Output the full listing below exactly as it reads, and skip anything that is a picture.

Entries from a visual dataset

..........

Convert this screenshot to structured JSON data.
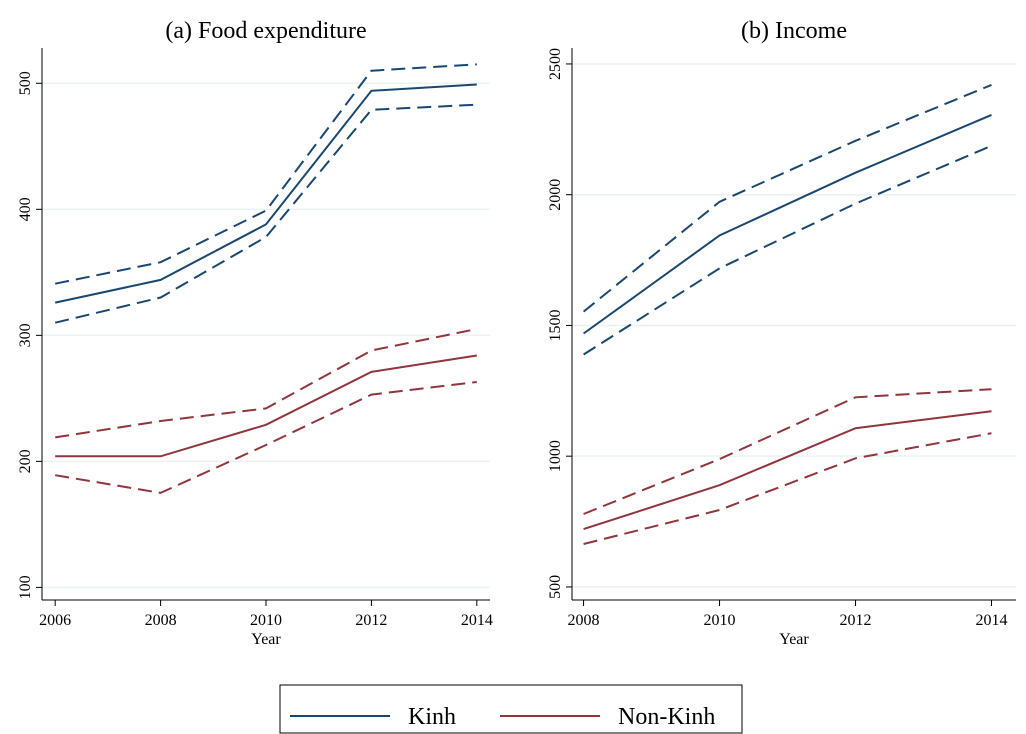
{
  "chart_data": [
    {
      "type": "line",
      "title": "(a) Food expenditure",
      "x_label": "Year",
      "x": [
        2006,
        2008,
        2010,
        2012,
        2014
      ],
      "xlim": [
        2005.75,
        2014.25
      ],
      "xticks": [
        2006,
        2008,
        2010,
        2012,
        2014
      ],
      "ylim": [
        90,
        528
      ],
      "yticks": [
        100,
        200,
        300,
        400,
        500
      ],
      "grid": true,
      "series": [
        {
          "name": "Kinh",
          "color": "#1a476f",
          "values": [
            326,
            344,
            388,
            494,
            499
          ],
          "ci_upper": [
            341,
            358,
            399,
            510,
            515
          ],
          "ci_lower": [
            310,
            330,
            378,
            479,
            483
          ]
        },
        {
          "name": "Non-Kinh",
          "color": "#90353b",
          "values": [
            204,
            204,
            229,
            271,
            284
          ],
          "ci_upper": [
            219,
            232,
            242,
            288,
            305
          ],
          "ci_lower": [
            189,
            175,
            213,
            253,
            263
          ]
        }
      ]
    },
    {
      "type": "line",
      "title": "(b) Income",
      "x_label": "Year",
      "x": [
        2008,
        2010,
        2012,
        2014
      ],
      "xlim": [
        2007.83,
        2014.36
      ],
      "xticks": [
        2008,
        2010,
        2012,
        2014
      ],
      "ylim": [
        450,
        2561
      ],
      "yticks": [
        500,
        1000,
        1500,
        2000,
        2500
      ],
      "grid": true,
      "series": [
        {
          "color": "#1a476f",
          "values": [
            1469,
            1844,
            2084,
            2305
          ],
          "ci_upper": [
            1553,
            1973,
            2206,
            2420
          ],
          "ci_lower": [
            1389,
            1718,
            1966,
            2187
          ]
        },
        {
          "color": "#90353b",
          "values": [
            721,
            889,
            1107,
            1172
          ],
          "ci_upper": [
            779,
            989,
            1225,
            1256
          ],
          "ci_lower": [
            664,
            794,
            992,
            1088
          ]
        }
      ]
    }
  ]
}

..........

COMPLETE OUTPUT -
Convert this screenshot to structured JSON data.
{
  "chart_data": [
    {
      "type": "line",
      "title": "(a) Food expenditure",
      "x_label": "Year",
      "x": [
        2006,
        2008,
        2010,
        2012,
        2014
      ],
      "xlim": [
        2005.75,
        2014.25
      ],
      "xticks": [
        2006,
        2008,
        2010,
        2012,
        2014
      ],
      "ylim": [
        90,
        528
      ],
      "yticks": [
        100,
        200,
        300,
        400,
        500
      ],
      "grid": true,
      "series": [
        {
          "name": "Kinh",
          "color": "#1a476f",
          "values": [
            326,
            344,
            388,
            494,
            499
          ],
          "ci_upper": [
            341,
            358,
            399,
            510,
            515
          ],
          "ci_lower": [
            310,
            330,
            378,
            479,
            483
          ]
        },
        {
          "name": "Non-Kinh",
          "color": "#90353b",
          "values": [
            204,
            204,
            229,
            271,
            284
          ],
          "ci_upper": [
            219,
            232,
            242,
            288,
            305
          ],
          "ci_lower": [
            189,
            175,
            213,
            253,
            263
          ]
        }
      ]
    },
    {
      "type": "line",
      "title": "(b) Income",
      "x_label": "Year",
      "x": [
        2008,
        2010,
        2012,
        2014
      ],
      "xlim": [
        2007.83,
        2014.36
      ],
      "xticks": [
        2008,
        2010,
        2012,
        2014
      ],
      "ylim": [
        450,
        2561
      ],
      "yticks": [
        500,
        1000,
        1500,
        2000,
        2500
      ],
      "grid": true,
      "series": [
        {
          "color": "#1a476f",
          "values": [
            1469,
            1844,
            2084,
            2305
          ],
          "ci_upper": [
            1553,
            1973,
            2206,
            2420
          ],
          "ci_lower": [
            1389,
            1718,
            1966,
            2187
          ]
        },
        {
          "color": "#90353b",
          "values": [
            721,
            889,
            1107,
            1172
          ],
          "ci_upper": [
            779,
            989,
            1225,
            1256
          ],
          "ci_lower": [
            664,
            794,
            992,
            1088
          ]
        }
      ]
    }
  ]
}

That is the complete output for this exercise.